EXERCISE -> Search the records below for the word "tidak" and show every line where it occurs.

DATA LINES ->
================

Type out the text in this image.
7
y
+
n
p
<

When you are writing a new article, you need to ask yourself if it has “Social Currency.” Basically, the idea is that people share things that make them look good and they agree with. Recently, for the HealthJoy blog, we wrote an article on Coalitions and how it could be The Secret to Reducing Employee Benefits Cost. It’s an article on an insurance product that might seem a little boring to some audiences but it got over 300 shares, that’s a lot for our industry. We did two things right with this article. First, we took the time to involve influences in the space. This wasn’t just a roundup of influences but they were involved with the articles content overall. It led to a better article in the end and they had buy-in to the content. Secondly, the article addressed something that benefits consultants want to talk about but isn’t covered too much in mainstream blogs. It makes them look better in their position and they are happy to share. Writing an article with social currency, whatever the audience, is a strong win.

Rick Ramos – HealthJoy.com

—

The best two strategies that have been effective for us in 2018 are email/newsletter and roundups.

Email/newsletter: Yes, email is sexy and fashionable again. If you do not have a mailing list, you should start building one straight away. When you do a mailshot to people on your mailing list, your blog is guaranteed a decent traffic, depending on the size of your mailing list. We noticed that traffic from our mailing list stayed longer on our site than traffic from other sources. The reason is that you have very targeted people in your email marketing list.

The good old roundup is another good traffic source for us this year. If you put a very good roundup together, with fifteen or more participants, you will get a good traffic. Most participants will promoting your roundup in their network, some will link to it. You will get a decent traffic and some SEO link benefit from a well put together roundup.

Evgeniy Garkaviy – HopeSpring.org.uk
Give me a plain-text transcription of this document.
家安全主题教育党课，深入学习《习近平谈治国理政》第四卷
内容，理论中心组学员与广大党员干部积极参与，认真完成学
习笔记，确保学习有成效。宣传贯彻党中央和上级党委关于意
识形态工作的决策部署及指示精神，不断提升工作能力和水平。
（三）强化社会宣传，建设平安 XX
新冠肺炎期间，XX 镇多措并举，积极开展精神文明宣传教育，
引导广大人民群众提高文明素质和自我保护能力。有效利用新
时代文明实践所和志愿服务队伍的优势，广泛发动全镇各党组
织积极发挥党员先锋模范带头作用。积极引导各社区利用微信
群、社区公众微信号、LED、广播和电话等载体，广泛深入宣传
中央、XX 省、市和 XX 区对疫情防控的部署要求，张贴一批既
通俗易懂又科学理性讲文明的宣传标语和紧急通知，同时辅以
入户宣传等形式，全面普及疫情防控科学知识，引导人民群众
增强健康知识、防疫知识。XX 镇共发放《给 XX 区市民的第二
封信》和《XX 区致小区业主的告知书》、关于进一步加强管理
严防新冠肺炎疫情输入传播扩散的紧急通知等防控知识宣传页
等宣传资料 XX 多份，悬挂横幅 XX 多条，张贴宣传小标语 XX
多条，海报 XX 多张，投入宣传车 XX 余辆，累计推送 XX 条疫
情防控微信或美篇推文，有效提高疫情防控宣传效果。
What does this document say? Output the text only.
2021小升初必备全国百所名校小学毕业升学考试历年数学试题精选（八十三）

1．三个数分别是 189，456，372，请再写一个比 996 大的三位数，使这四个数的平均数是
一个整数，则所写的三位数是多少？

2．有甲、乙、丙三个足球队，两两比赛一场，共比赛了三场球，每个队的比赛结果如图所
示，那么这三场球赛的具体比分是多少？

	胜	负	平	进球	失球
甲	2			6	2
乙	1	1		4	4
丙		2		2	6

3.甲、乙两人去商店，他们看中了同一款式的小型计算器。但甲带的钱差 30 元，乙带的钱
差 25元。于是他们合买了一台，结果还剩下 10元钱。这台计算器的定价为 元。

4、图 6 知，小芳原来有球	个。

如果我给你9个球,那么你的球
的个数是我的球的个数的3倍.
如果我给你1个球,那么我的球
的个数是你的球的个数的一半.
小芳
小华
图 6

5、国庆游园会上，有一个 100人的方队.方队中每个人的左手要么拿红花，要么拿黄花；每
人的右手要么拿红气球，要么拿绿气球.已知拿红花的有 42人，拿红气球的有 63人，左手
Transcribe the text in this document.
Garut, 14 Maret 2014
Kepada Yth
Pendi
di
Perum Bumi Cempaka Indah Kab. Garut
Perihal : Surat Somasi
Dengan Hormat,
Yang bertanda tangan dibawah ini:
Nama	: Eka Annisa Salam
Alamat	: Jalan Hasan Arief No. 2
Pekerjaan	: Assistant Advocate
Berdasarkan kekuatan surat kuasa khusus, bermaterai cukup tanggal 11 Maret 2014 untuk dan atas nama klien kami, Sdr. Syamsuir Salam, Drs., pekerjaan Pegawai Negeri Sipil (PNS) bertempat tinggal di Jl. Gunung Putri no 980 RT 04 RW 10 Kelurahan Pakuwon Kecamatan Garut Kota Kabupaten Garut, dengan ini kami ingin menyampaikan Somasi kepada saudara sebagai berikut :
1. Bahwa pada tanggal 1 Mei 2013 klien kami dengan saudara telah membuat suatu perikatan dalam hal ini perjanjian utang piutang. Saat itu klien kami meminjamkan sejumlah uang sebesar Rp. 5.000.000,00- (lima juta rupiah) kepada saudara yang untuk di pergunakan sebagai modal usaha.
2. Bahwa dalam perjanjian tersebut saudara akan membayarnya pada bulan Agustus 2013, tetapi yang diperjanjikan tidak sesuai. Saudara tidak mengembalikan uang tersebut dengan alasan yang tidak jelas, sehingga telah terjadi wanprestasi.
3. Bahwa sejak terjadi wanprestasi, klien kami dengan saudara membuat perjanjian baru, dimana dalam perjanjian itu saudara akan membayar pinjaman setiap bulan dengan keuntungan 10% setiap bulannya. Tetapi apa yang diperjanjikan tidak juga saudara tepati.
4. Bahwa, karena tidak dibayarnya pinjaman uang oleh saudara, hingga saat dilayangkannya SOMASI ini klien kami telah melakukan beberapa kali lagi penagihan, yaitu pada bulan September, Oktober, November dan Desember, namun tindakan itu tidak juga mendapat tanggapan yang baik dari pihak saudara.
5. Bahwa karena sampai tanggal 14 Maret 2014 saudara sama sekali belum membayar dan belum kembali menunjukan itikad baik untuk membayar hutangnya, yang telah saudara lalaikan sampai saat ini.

================

ANSWER TO THIS EXERCISE ->
2. Bahwa dalam perjanjian tersebut saudara akan membayarnya pada bulan Agustus 2013, tetapi yang diperjanjikan tidak sesuai. Saudara tidak mengembalikan uang tersebut dengan alasan yang tidak jelas, sehingga telah terjadi wanprestasi.
3. Bahwa sejak terjadi wanprestasi, klien kami dengan saudara membuat perjanjian baru, dimana dalam perjanjian itu saudara akan membayar pinjaman setiap bulan dengan keuntungan 10% setiap bulannya. Tetapi apa yang diperjanjikan tidak juga saudara tepati.
4. Bahwa, karena tidak dibayarnya pinjaman uang oleh saudara, hingga saat dilayangkannya SOMASI ini klien kami telah melakukan beberapa kali lagi penagihan, yaitu pada bulan September, Oktober, November dan Desember, namun tindakan itu tidak juga mendapat tanggapan yang baik dari pihak saudara.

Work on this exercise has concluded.